#### What you have to do
Copy out every line that contains the word "Mathematical".

#### Data entries
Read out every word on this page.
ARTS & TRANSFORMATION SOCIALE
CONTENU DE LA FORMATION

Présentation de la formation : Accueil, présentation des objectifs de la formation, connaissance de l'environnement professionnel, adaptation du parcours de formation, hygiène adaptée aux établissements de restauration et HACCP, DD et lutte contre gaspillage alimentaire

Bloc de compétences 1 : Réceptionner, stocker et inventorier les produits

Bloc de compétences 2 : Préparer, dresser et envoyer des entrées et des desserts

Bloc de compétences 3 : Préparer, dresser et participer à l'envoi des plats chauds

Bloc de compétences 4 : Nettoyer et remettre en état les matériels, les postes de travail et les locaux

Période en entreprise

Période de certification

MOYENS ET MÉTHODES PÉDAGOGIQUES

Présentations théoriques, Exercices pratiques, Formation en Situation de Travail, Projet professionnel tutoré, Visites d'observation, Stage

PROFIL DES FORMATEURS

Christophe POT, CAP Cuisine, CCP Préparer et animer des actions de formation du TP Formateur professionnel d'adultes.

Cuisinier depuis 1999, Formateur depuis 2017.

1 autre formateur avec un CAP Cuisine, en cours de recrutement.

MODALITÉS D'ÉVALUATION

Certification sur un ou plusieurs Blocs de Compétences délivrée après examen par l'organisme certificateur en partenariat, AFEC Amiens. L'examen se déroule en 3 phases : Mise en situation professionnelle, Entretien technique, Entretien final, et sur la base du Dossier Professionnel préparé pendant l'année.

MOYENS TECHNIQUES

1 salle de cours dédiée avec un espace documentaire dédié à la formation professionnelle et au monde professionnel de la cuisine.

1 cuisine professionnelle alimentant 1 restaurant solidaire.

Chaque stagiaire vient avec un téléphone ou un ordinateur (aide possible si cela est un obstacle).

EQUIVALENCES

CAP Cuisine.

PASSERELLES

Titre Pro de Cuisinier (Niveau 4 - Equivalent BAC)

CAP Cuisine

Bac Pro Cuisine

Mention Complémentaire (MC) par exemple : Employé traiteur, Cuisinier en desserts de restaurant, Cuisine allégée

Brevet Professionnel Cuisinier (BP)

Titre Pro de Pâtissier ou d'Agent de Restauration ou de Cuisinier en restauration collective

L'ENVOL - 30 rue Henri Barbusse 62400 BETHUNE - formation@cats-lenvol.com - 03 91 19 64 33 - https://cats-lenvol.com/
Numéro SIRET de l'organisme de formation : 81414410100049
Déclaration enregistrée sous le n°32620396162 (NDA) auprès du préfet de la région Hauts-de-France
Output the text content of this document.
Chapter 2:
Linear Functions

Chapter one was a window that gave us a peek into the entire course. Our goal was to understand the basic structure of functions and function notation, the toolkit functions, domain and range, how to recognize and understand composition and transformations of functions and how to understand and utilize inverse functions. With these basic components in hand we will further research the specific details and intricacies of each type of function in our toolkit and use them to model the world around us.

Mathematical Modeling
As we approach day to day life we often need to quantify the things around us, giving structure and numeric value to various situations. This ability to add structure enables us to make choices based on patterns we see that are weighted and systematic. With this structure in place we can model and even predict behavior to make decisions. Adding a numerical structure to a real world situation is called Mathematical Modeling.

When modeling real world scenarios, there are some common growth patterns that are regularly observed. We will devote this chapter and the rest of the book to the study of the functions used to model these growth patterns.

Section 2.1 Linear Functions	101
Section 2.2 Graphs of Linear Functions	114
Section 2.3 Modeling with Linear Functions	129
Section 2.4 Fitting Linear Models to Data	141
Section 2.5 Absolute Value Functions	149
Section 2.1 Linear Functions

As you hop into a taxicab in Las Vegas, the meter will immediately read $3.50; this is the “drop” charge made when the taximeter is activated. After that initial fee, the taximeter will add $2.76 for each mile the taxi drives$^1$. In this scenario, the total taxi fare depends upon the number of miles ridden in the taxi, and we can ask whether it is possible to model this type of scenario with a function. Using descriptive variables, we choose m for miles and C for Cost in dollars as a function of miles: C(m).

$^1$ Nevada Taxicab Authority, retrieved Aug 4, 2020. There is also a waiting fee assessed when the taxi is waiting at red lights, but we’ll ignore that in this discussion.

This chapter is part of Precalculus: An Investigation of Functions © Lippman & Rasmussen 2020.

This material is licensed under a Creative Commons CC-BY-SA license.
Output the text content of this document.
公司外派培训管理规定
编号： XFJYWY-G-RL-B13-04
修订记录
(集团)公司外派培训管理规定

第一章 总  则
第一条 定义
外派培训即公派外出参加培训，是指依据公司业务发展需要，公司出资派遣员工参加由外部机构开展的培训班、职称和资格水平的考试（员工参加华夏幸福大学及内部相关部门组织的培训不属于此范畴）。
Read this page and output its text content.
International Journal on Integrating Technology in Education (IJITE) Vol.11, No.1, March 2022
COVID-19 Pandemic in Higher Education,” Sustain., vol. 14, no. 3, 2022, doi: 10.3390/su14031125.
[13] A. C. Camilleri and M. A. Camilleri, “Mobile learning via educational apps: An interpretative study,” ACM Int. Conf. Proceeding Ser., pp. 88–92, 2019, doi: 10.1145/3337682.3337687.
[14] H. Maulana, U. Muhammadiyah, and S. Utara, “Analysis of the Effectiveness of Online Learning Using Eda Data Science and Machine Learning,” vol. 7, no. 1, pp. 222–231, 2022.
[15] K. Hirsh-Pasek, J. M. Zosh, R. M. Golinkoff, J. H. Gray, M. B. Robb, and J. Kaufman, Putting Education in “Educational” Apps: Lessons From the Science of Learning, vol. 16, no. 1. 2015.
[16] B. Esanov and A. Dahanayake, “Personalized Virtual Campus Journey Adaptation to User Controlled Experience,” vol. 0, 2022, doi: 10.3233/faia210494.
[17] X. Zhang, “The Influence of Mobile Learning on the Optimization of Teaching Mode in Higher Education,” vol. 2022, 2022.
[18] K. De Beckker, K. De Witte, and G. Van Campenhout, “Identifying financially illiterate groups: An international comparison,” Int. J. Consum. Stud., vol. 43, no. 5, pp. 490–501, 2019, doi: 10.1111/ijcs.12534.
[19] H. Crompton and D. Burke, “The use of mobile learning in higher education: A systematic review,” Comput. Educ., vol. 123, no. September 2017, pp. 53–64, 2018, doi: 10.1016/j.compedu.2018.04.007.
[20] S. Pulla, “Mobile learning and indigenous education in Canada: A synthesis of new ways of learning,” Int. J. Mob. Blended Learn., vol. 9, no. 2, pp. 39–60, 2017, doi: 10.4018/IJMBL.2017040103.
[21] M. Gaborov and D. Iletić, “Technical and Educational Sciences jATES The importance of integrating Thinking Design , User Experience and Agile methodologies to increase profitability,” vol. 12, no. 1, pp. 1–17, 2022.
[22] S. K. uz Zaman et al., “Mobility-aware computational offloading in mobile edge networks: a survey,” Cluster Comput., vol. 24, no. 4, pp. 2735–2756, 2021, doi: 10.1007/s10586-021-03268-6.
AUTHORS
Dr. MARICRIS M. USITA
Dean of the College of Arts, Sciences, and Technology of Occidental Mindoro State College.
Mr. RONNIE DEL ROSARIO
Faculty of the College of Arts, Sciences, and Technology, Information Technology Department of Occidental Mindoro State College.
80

#### Task output
Mathematical Modeling
As we approach day to day life we often need to quantify the things around us, giving structure and numeric value to various situations. This ability to add structure enables us to make choices based on patterns we see that are weighted and systematic. With this structure in place we can model and even predict behavior to make decisions. Adding a numerical structure to a real world situation is called Mathematical Modeling.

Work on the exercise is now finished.